Collected data:
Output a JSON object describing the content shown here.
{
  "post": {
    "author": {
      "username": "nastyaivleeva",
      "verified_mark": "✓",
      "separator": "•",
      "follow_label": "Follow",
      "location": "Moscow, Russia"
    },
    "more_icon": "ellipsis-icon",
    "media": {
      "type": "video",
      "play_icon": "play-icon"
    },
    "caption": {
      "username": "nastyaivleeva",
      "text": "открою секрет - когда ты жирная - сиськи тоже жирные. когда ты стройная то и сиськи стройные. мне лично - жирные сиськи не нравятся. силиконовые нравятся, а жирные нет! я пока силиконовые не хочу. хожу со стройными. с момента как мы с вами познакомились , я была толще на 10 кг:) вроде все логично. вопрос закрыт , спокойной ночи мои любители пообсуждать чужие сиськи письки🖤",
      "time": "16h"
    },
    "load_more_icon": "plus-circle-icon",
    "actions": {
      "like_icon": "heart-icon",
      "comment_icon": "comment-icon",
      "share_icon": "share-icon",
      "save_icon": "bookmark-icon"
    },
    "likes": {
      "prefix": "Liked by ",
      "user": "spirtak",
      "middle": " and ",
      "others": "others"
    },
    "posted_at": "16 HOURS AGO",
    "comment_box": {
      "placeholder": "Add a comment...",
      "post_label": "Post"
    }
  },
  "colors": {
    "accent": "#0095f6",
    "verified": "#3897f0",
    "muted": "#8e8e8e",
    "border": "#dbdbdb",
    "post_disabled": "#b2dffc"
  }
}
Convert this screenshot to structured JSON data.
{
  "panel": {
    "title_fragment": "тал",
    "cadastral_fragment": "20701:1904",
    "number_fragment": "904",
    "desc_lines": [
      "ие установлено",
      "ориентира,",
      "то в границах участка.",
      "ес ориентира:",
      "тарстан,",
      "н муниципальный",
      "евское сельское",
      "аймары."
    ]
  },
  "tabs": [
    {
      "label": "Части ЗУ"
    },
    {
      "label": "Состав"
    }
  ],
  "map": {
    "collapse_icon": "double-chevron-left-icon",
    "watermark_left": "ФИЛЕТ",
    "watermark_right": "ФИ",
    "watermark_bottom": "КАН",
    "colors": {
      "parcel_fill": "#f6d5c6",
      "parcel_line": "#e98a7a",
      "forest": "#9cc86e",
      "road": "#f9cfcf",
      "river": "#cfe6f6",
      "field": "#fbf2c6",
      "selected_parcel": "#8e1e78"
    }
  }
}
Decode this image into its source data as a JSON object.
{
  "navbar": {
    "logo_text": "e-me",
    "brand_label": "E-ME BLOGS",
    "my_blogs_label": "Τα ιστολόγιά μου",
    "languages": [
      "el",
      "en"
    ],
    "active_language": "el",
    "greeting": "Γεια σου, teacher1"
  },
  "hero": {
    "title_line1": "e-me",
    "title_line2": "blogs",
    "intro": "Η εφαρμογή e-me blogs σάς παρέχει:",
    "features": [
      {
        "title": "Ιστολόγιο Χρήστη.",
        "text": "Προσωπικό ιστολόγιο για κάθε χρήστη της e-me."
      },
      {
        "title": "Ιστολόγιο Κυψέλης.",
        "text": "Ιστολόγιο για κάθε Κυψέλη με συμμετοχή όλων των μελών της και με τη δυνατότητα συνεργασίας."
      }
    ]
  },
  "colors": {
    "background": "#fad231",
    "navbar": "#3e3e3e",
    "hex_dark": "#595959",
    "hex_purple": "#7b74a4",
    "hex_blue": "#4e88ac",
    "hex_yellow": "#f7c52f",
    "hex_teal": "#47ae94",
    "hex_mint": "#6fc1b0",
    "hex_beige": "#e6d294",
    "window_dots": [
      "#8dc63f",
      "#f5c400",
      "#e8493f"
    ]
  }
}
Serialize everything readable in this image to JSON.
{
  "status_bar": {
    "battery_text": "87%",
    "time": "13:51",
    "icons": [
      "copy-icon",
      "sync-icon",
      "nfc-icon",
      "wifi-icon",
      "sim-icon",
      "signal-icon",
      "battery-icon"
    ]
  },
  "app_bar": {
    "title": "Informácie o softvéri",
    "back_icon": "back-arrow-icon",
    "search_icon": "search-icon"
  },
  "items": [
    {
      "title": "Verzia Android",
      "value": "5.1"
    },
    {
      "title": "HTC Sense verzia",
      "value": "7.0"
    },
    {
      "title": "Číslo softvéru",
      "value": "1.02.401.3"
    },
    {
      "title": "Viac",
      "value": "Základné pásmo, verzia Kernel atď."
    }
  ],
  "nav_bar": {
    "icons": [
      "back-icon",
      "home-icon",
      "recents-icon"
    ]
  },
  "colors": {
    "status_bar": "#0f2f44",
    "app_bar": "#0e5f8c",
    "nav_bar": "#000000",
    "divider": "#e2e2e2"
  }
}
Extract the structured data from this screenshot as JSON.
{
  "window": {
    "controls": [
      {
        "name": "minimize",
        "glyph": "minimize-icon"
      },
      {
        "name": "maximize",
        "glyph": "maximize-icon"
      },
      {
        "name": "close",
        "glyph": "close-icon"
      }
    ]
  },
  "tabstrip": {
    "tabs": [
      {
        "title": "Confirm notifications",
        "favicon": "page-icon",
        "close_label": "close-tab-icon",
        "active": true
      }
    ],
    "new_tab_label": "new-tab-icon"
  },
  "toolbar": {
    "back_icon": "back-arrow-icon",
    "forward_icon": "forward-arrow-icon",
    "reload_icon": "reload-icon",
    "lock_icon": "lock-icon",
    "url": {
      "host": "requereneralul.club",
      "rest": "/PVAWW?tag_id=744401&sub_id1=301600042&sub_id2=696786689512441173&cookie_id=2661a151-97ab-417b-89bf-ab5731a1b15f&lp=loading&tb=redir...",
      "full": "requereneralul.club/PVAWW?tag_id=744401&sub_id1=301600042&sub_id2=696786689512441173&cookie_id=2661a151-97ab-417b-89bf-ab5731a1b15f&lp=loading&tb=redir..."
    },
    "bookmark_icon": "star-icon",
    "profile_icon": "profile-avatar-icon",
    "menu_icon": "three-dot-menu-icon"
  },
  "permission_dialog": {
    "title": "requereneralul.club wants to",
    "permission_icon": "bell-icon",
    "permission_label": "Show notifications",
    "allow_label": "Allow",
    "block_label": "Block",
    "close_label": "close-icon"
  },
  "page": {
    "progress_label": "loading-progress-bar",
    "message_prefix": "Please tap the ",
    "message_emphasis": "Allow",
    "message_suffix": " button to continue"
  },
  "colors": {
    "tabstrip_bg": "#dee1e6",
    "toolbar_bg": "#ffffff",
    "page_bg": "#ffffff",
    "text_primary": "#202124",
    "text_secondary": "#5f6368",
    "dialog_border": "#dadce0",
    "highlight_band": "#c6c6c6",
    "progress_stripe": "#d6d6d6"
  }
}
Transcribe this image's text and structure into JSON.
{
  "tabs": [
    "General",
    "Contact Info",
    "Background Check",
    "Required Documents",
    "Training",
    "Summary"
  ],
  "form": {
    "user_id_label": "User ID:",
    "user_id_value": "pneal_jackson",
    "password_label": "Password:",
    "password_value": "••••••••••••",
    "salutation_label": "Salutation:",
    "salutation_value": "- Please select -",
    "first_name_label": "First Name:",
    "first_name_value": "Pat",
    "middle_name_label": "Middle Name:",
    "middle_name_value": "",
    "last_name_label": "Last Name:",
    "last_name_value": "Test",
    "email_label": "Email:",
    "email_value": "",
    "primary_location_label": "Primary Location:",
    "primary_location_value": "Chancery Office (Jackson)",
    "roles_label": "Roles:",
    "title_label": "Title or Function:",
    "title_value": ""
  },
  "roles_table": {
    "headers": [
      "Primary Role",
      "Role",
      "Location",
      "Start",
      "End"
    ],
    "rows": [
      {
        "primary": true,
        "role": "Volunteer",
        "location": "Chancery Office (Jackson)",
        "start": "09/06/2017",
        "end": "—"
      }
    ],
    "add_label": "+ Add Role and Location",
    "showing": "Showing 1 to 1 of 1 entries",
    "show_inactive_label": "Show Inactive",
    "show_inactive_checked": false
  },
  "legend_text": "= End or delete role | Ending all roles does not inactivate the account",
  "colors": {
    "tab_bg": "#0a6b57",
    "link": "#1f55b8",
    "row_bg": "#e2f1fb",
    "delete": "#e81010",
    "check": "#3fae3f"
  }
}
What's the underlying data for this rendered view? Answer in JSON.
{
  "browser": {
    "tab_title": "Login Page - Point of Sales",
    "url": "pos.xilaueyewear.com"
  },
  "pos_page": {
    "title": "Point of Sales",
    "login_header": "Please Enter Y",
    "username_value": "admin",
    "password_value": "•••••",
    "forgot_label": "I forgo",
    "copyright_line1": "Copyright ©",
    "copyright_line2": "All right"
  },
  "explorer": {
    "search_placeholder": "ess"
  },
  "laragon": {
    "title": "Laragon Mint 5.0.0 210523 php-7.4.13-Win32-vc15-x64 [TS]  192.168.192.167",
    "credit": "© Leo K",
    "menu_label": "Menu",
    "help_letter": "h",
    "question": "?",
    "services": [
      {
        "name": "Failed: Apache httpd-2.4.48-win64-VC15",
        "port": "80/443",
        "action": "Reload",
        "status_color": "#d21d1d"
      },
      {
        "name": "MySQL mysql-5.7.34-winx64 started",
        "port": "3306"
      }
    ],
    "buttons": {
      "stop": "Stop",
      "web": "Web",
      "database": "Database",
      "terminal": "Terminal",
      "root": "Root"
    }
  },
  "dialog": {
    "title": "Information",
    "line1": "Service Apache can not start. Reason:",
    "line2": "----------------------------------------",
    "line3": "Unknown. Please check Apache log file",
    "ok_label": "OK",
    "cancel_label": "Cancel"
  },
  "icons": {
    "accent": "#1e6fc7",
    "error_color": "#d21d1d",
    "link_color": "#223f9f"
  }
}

Prompt: Which lines include the word "requereneralul"? List them all.

Solution to the exercise:
      "host": "requereneralul.club",
      "full": "requereneralul.club/PVAWW?tag_id=744401&sub_id1=301600042&sub_id2=696786689512441173&cookie_id=2661a151-97ab-417b-89bf-ab5731a1b15f&lp=loading&tb=redir..."
    "title": "requereneralul.club wants to",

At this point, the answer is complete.